# Records for processing start
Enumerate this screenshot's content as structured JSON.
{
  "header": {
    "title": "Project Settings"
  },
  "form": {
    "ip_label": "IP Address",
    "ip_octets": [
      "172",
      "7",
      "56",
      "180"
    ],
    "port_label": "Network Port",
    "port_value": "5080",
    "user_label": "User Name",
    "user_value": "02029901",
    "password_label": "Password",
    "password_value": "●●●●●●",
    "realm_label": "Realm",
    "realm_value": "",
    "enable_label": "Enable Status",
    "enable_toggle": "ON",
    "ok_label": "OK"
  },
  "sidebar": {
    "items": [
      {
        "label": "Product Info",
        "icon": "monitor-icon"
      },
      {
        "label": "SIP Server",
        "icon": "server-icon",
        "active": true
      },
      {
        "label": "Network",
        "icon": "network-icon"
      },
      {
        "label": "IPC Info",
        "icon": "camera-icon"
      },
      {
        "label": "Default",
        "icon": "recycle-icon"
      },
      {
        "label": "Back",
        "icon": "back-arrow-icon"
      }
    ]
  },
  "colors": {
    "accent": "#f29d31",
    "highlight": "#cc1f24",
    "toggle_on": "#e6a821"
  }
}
# Records for processing end
Short task: Locate each line containing the string "icon" and show it.

Result:
        "icon": "monitor-icon"
        "icon": "server-icon",
        "icon": "network-icon"
        "icon": "camera-icon"
        "icon": "recycle-icon"
        "icon": "back-arrow-icon"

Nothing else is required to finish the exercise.